Given instruction: Everything from the line that contains "Output a JSON" through the final line of the records should be written out exactly, and nothing outside that span.

Records shown:
──────────────────────────────

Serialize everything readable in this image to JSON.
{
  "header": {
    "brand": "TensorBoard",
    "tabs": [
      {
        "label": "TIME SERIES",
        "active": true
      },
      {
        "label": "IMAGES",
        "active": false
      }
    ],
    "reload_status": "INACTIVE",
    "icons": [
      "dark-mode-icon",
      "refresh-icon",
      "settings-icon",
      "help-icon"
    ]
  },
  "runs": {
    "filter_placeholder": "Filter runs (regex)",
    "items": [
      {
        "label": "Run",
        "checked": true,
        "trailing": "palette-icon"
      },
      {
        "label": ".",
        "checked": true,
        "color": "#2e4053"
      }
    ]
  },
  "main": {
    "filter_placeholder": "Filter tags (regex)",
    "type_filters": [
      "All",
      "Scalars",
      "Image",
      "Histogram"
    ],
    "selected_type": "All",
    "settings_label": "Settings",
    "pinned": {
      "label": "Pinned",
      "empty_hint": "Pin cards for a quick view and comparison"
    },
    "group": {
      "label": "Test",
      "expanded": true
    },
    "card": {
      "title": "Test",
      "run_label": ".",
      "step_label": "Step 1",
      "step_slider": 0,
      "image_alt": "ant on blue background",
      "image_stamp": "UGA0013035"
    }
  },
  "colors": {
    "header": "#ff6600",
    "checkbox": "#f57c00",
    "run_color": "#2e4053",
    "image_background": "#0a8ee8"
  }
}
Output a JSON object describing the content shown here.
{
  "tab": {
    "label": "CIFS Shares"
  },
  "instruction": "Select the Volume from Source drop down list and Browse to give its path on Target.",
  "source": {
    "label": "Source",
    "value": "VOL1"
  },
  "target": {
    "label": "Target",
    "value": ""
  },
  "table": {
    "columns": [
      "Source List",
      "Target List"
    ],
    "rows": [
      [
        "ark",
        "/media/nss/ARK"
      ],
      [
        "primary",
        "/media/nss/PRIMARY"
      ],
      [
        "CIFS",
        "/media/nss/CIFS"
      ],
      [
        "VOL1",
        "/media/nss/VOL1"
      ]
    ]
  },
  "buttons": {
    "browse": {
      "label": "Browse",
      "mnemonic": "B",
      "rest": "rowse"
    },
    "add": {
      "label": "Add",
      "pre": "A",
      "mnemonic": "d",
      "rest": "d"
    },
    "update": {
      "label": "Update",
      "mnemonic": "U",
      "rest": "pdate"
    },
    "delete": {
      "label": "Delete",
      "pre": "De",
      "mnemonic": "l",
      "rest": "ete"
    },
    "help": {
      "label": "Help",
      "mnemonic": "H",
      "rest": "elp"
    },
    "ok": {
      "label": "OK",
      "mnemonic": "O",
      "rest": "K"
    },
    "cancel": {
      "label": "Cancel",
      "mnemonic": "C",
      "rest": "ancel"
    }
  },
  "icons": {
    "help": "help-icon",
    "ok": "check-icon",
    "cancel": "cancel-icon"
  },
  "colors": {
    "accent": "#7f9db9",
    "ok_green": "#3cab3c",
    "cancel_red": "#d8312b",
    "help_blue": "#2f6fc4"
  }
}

──────────────────────────────

Result:
Output a JSON object describing the content shown here.
{
  "tab": {
    "label": "CIFS Shares"
  },
  "instruction": "Select the Volume from Source drop down list and Browse to give its path on Target.",
  "source": {
    "label": "Source",
    "value": "VOL1"
  },
  "target": {
    "label": "Target",
    "value": ""
  },
  "table": {
    "columns": [
      "Source List",
      "Target List"
    ],
    "rows": [
      [
        "ark",
        "/media/nss/ARK"
      ],
      [
        "primary",
        "/media/nss/PRIMARY"
      ],
      [
        "CIFS",
        "/media/nss/CIFS"
      ],
      [
        "VOL1",
        "/media/nss/VOL1"
      ]
    ]
  },
  "buttons": {
    "browse": {
      "label": "Browse",
      "mnemonic": "B",
      "rest": "rowse"
    },
    "add": {
      "label": "Add",
      "pre": "A",
      "mnemonic": "d",
      "rest": "d"
    },
    "update": {
      "label": "Update",
      "mnemonic": "U",
      "rest": "pdate"
    },
    "delete": {
      "label": "Delete",
      "pre": "De",
      "mnemonic": "l",
      "rest": "ete"
    },
    "help": {
      "label": "Help",
      "mnemonic": "H",
      "rest": "elp"
    },
    "ok": {
      "label": "OK",
      "mnemonic": "O",
      "rest": "K"
    },
    "cancel": {
      "label": "Cancel",
      "mnemonic": "C",
      "rest": "ancel"
    }
  },
  "icons": {
    "help": "help-icon",
    "ok": "check-icon",
    "cancel": "cancel-icon"
  },
  "colors": {
    "accent": "#7f9db9",
    "ok_green": "#3cab3c",
    "cancel_red": "#d8312b",
    "help_blue": "#2f6fc4"
  }
}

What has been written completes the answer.